**Goal**
Look through the lines and report how many include the word "icon", giving nothing but the number.

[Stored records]
==========

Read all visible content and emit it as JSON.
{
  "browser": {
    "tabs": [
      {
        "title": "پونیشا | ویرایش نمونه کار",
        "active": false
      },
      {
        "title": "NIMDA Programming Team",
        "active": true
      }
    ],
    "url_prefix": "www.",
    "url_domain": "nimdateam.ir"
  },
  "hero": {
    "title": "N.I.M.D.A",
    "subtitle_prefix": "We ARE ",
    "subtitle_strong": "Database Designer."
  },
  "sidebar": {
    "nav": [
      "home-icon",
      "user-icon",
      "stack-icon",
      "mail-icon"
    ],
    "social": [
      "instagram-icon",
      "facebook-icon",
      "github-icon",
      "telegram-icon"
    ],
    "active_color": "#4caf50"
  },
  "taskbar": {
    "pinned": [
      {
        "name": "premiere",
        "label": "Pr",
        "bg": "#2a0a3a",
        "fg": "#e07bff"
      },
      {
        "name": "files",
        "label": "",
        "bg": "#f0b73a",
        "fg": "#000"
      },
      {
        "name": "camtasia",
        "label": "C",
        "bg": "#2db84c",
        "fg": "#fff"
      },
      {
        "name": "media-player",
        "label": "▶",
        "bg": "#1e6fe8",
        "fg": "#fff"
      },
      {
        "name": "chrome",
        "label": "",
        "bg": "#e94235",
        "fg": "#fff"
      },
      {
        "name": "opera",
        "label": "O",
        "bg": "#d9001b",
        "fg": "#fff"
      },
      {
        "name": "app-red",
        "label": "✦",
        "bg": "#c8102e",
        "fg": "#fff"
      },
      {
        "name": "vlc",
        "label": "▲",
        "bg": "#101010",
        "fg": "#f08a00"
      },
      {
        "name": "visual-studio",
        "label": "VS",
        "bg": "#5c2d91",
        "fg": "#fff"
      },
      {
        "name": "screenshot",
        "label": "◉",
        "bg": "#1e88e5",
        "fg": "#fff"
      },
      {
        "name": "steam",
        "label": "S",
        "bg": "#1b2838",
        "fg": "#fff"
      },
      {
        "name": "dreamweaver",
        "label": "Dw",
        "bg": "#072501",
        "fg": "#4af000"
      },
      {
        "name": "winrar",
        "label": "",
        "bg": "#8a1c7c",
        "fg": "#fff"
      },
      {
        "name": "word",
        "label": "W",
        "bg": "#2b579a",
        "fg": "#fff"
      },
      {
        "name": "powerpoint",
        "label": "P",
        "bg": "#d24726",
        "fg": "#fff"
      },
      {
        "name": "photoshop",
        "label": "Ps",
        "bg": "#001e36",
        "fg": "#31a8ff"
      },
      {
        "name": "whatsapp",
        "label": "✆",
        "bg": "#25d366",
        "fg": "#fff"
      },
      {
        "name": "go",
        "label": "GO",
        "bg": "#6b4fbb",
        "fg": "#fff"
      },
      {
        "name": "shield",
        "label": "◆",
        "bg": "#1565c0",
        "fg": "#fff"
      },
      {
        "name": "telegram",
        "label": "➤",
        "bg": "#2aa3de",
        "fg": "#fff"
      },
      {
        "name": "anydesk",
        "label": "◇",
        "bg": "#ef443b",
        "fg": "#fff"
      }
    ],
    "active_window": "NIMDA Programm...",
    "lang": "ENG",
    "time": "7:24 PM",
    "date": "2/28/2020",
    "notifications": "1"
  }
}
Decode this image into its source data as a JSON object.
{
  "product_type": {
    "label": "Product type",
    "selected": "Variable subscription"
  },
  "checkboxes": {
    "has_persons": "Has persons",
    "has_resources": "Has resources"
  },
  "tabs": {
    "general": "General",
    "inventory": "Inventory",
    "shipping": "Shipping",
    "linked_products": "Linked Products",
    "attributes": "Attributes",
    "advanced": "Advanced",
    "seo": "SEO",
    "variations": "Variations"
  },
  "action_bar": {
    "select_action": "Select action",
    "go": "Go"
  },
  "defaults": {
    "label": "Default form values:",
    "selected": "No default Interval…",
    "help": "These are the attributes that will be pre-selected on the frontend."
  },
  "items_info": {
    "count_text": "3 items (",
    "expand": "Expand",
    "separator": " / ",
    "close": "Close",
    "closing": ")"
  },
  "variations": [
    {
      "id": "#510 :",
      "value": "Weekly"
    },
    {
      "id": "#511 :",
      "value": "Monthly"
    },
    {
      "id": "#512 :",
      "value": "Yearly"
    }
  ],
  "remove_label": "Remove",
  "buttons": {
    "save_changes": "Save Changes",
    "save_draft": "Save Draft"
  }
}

==========

**Solution for this exercise**
8